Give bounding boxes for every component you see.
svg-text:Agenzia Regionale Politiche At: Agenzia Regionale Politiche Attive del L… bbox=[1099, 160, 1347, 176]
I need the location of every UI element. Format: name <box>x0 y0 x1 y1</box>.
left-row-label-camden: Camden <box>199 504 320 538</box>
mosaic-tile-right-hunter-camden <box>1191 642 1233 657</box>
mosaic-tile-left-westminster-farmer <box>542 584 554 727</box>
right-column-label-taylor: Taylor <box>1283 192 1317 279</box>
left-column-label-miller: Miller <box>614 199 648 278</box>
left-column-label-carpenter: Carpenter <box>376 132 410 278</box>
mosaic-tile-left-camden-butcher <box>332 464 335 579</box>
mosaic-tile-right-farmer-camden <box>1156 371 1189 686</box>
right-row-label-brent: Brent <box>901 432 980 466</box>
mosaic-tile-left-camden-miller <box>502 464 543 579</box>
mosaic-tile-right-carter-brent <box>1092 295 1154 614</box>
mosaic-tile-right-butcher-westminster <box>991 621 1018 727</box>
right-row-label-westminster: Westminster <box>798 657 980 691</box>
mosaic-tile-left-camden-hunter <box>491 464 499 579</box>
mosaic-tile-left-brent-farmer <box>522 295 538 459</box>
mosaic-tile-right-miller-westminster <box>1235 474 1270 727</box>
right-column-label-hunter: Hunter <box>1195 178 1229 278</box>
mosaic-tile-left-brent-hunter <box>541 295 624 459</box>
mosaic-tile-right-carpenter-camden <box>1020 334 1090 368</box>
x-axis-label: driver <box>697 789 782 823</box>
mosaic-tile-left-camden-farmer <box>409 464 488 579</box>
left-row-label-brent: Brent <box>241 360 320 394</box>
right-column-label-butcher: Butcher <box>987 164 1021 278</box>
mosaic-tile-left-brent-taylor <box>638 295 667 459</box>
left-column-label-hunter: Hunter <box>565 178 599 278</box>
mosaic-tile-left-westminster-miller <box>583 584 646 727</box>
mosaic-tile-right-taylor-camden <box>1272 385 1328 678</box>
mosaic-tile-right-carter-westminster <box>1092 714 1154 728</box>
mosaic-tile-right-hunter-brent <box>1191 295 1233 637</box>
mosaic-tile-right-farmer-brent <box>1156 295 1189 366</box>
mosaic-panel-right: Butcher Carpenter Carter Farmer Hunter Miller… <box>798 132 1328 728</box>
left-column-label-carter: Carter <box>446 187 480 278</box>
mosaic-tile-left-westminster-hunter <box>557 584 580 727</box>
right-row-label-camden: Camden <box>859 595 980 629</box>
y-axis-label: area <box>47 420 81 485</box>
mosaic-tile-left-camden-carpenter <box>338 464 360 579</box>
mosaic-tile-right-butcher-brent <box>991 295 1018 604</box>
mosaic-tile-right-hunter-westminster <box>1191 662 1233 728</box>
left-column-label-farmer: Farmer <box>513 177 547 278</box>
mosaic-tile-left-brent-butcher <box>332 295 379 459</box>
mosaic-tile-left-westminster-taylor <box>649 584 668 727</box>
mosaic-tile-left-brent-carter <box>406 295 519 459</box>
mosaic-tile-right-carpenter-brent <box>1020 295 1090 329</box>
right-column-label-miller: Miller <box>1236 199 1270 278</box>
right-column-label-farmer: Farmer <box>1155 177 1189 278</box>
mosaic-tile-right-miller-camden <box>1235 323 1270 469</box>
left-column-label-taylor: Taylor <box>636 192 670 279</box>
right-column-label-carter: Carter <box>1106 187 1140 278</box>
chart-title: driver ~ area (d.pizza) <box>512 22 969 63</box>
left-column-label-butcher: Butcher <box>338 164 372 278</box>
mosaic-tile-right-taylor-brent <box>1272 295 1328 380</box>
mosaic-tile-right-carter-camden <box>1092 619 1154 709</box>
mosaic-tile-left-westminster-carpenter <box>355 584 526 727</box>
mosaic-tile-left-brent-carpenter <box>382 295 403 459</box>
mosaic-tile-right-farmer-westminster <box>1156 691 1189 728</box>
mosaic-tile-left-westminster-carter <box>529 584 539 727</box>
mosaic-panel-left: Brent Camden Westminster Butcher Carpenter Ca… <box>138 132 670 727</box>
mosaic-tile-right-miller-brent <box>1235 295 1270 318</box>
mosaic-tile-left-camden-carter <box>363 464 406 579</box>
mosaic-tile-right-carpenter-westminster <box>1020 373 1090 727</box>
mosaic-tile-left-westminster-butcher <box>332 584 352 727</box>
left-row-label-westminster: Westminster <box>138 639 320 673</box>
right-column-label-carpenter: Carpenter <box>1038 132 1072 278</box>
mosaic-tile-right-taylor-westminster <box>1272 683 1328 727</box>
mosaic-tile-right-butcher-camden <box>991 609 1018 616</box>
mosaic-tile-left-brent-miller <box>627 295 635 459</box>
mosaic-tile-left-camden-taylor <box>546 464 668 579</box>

■ ■ ■

Goal
Reproduce every line of the records above verbatim, keeping their original order.

Problem solution
Give bounding boxes for every component you see.
svg-text:Agenzia Regionale Politiche At: Agenzia Regionale Politiche Attive del L… bbox=[1099, 160, 1347, 176]
I need the location of every UI element. Format: name <box>x0 y0 x1 y1</box>.
left-row-label-camden: Camden <box>199 504 320 538</box>
mosaic-tile-right-hunter-camden <box>1191 642 1233 657</box>
mosaic-tile-left-westminster-farmer <box>542 584 554 727</box>
right-column-label-taylor: Taylor <box>1283 192 1317 279</box>
left-column-label-miller: Miller <box>614 199 648 278</box>
left-column-label-carpenter: Carpenter <box>376 132 410 278</box>
mosaic-tile-left-camden-butcher <box>332 464 335 579</box>
mosaic-tile-right-farmer-camden <box>1156 371 1189 686</box>
right-row-label-brent: Brent <box>901 432 980 466</box>
mosaic-tile-left-camden-miller <box>502 464 543 579</box>
mosaic-tile-right-carter-brent <box>1092 295 1154 614</box>
mosaic-tile-right-butcher-westminster <box>991 621 1018 727</box>
right-row-label-westminster: Westminster <box>798 657 980 691</box>
mosaic-tile-left-camden-hunter <box>491 464 499 579</box>
mosaic-tile-left-brent-farmer <box>522 295 538 459</box>
mosaic-tile-right-miller-westminster <box>1235 474 1270 727</box>
right-column-label-hunter: Hunter <box>1195 178 1229 278</box>
mosaic-tile-left-brent-hunter <box>541 295 624 459</box>
mosaic-tile-right-carpenter-camden <box>1020 334 1090 368</box>
x-axis-label: driver <box>697 789 782 823</box>
mosaic-tile-left-camden-farmer <box>409 464 488 579</box>
left-row-label-brent: Brent <box>241 360 320 394</box>
right-column-label-butcher: Butcher <box>987 164 1021 278</box>
mosaic-tile-left-brent-taylor <box>638 295 667 459</box>
left-column-label-hunter: Hunter <box>565 178 599 278</box>
mosaic-tile-left-westminster-miller <box>583 584 646 727</box>
mosaic-tile-right-taylor-camden <box>1272 385 1328 678</box>
mosaic-tile-right-carter-westminster <box>1092 714 1154 728</box>
mosaic-tile-right-hunter-brent <box>1191 295 1233 637</box>
mosaic-tile-right-farmer-brent <box>1156 295 1189 366</box>
mosaic-panel-right: Butcher Carpenter Carter Farmer Hunter Miller… <box>798 132 1328 728</box>
left-column-label-carter: Carter <box>446 187 480 278</box>
mosaic-tile-left-westminster-hunter <box>557 584 580 727</box>
right-row-label-camden: Camden <box>859 595 980 629</box>
y-axis-label: area <box>47 420 81 485</box>
mosaic-tile-left-camden-carpenter <box>338 464 360 579</box>
mosaic-tile-right-butcher-brent <box>991 295 1018 604</box>
mosaic-tile-right-hunter-westminster <box>1191 662 1233 728</box>
left-column-label-farmer: Farmer <box>513 177 547 278</box>
mosaic-tile-left-brent-butcher <box>332 295 379 459</box>
mosaic-tile-left-westminster-taylor <box>649 584 668 727</box>
mosaic-tile-left-brent-carter <box>406 295 519 459</box>
mosaic-tile-right-carpenter-brent <box>1020 295 1090 329</box>
right-column-label-miller: Miller <box>1236 199 1270 278</box>
right-column-label-farmer: Farmer <box>1155 177 1189 278</box>
mosaic-tile-right-miller-camden <box>1235 323 1270 469</box>
left-column-label-taylor: Taylor <box>636 192 670 279</box>
right-column-label-carter: Carter <box>1106 187 1140 278</box>
chart-title: driver ~ area (d.pizza) <box>512 22 969 63</box>
left-column-label-butcher: Butcher <box>338 164 372 278</box>
mosaic-tile-right-taylor-brent <box>1272 295 1328 380</box>
mosaic-tile-right-carter-camden <box>1092 619 1154 709</box>
mosaic-tile-left-westminster-carpenter <box>355 584 526 727</box>
mosaic-tile-left-brent-carpenter <box>382 295 403 459</box>
mosaic-tile-right-farmer-westminster <box>1156 691 1189 728</box>
mosaic-tile-left-westminster-carter <box>529 584 539 727</box>
mosaic-panel-left: Brent Camden Westminster Butcher Carpenter Ca… <box>138 132 670 727</box>
mosaic-tile-right-miller-brent <box>1235 295 1270 318</box>
mosaic-tile-left-camden-carter <box>363 464 406 579</box>
mosaic-tile-right-carpenter-westminster <box>1020 373 1090 727</box>
mosaic-tile-left-westminster-butcher <box>332 584 352 727</box>
left-row-label-westminster: Westminster <box>138 639 320 673</box>
right-column-label-carpenter: Carpenter <box>1038 132 1072 278</box>
mosaic-tile-right-taylor-westminster <box>1272 683 1328 727</box>
mosaic-tile-right-butcher-camden <box>991 609 1018 616</box>
mosaic-tile-left-brent-miller <box>627 295 635 459</box>
mosaic-tile-left-camden-taylor <box>546 464 668 579</box>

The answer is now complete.